» **RECORDS SHOWN**
[start]

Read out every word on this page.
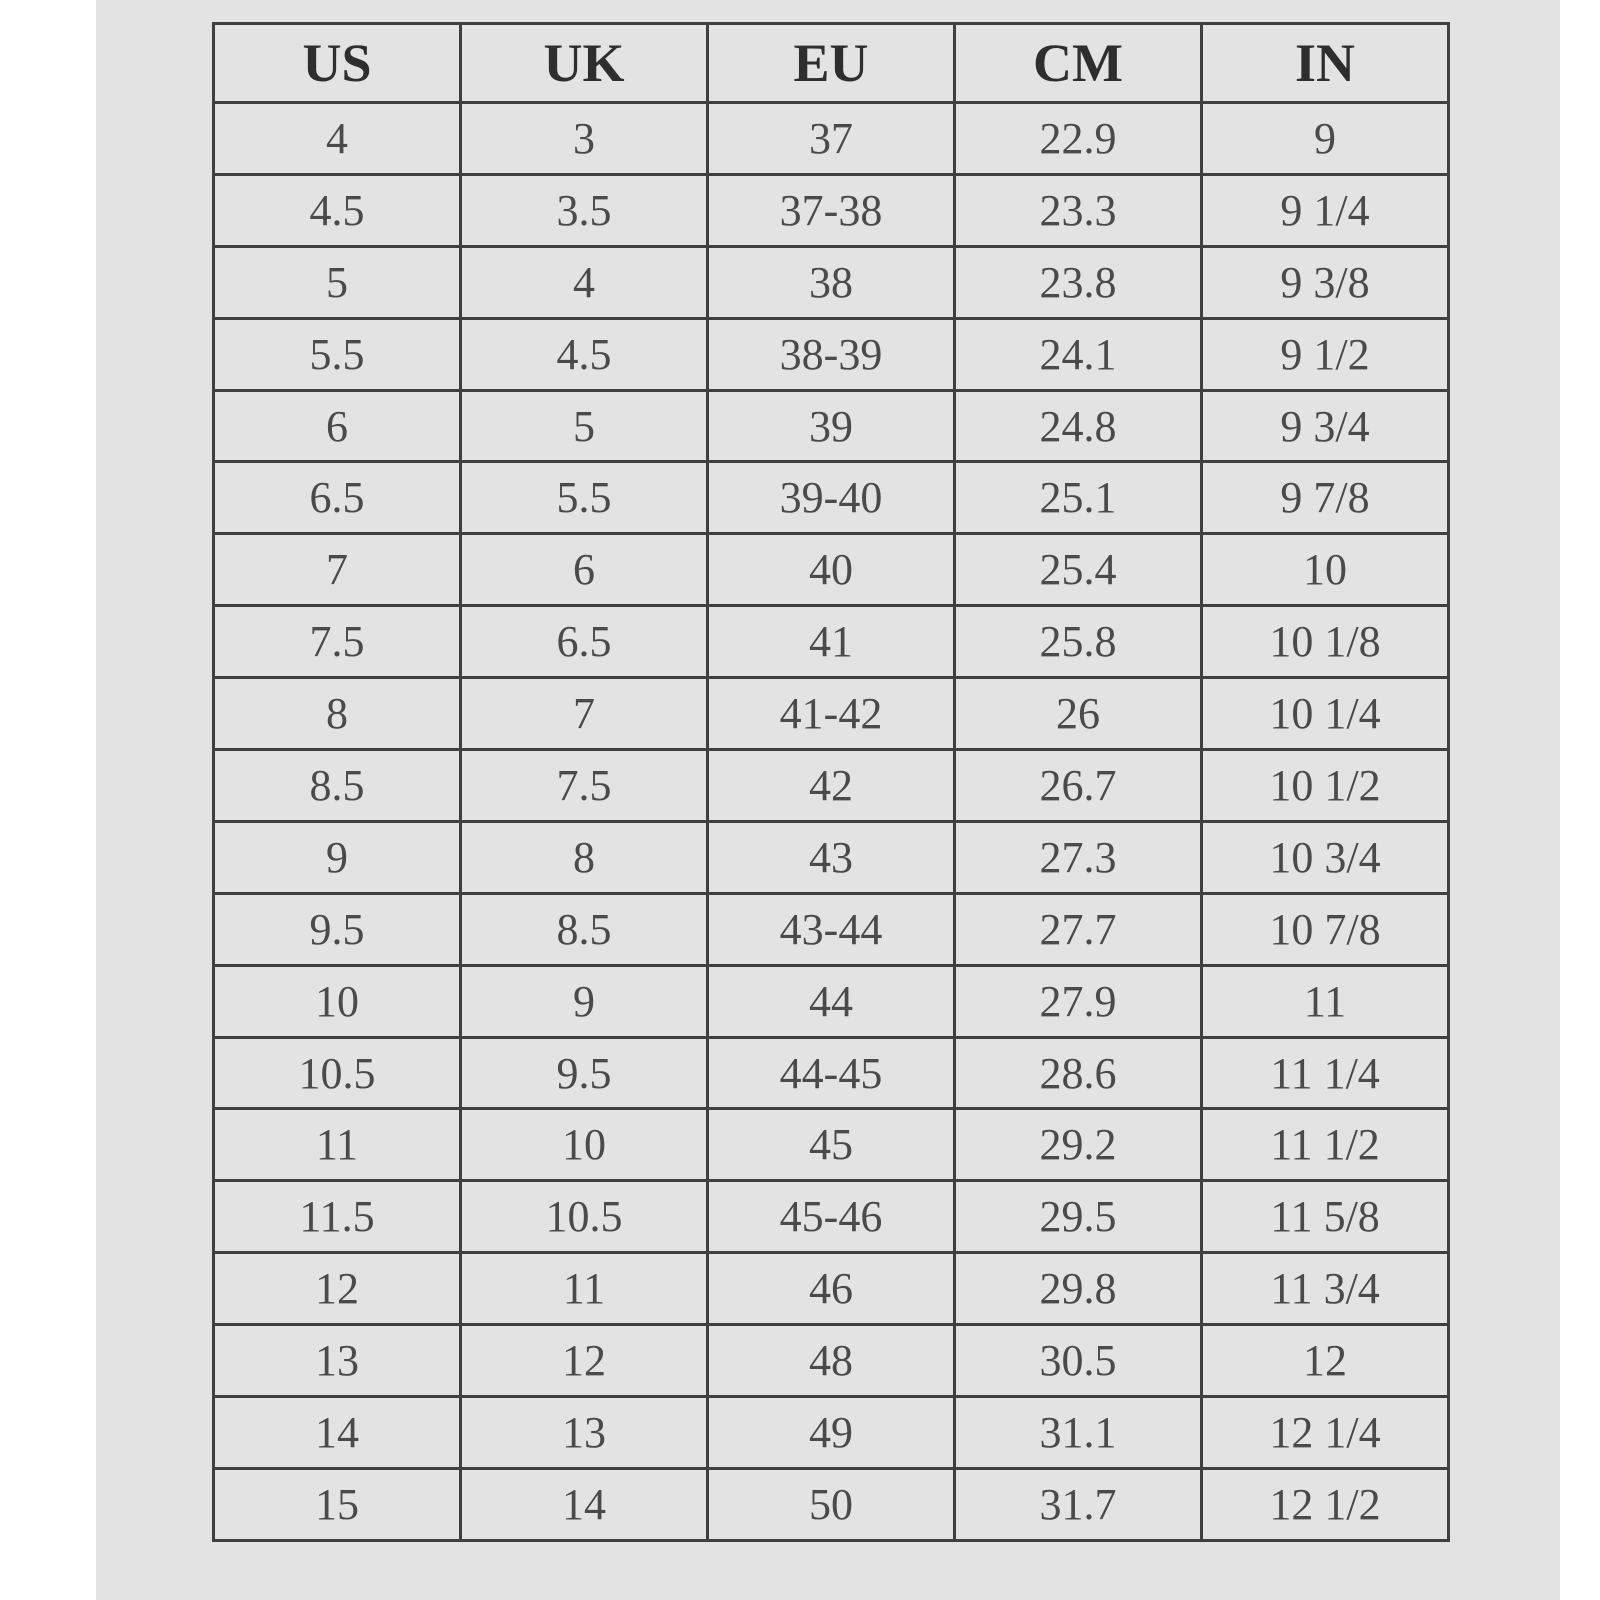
US	UK	EU	CM	IN
4	3	37	22.9	9
4.5	3.5	37-38	23.3	9 1/4
5	4	38	23.8	9 3/8
5.5	4.5	38-39	24.1	9 1/2
6	5	39	24.8	9 3/4
6.5	5.5	39-40	25.1	9 7/8
7	6	40	25.4	10
7.5	6.5	41	25.8	10 1/8
8	7	41-42	26	10 1/4
8.5	7.5	42	26.7	10 1/2
9	8	43	27.3	10 3/4
9.5	8.5	43-44	27.7	10 7/8
10	9	44	27.9	11
10.5	9.5	44-45	28.6	11 1/4
11	10	45	29.2	11 1/2
11.5	10.5	45-46	29.5	11 5/8
12	11	46	29.8	11 3/4
13	12	48	30.5	12
14	13	49	31.1	12 1/4
15	14	50	31.7	12 1/2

[end]

» **EXERCISE**
Strip the images and reproduce the remaining records precisely.

» **FULL SOLUTION**
Read out every word on this page.
US	UK	EU	CM	IN
4	3	37	22.9	9
4.5	3.5	37-38	23.3	9 1/4
5	4	38	23.8	9 3/8
5.5	4.5	38-39	24.1	9 1/2
6	5	39	24.8	9 3/4
6.5	5.5	39-40	25.1	9 7/8
7	6	40	25.4	10
7.5	6.5	41	25.8	10 1/8
8	7	41-42	26	10 1/4
8.5	7.5	42	26.7	10 1/2
9	8	43	27.3	10 3/4
9.5	8.5	43-44	27.7	10 7/8
10	9	44	27.9	11
10.5	9.5	44-45	28.6	11 1/4
11	10	45	29.2	11 1/2
11.5	10.5	45-46	29.5	11 5/8
12	11	46	29.8	11 3/4
13	12	48	30.5	12
14	13	49	31.1	12 1/4
15	14	50	31.7	12 1/2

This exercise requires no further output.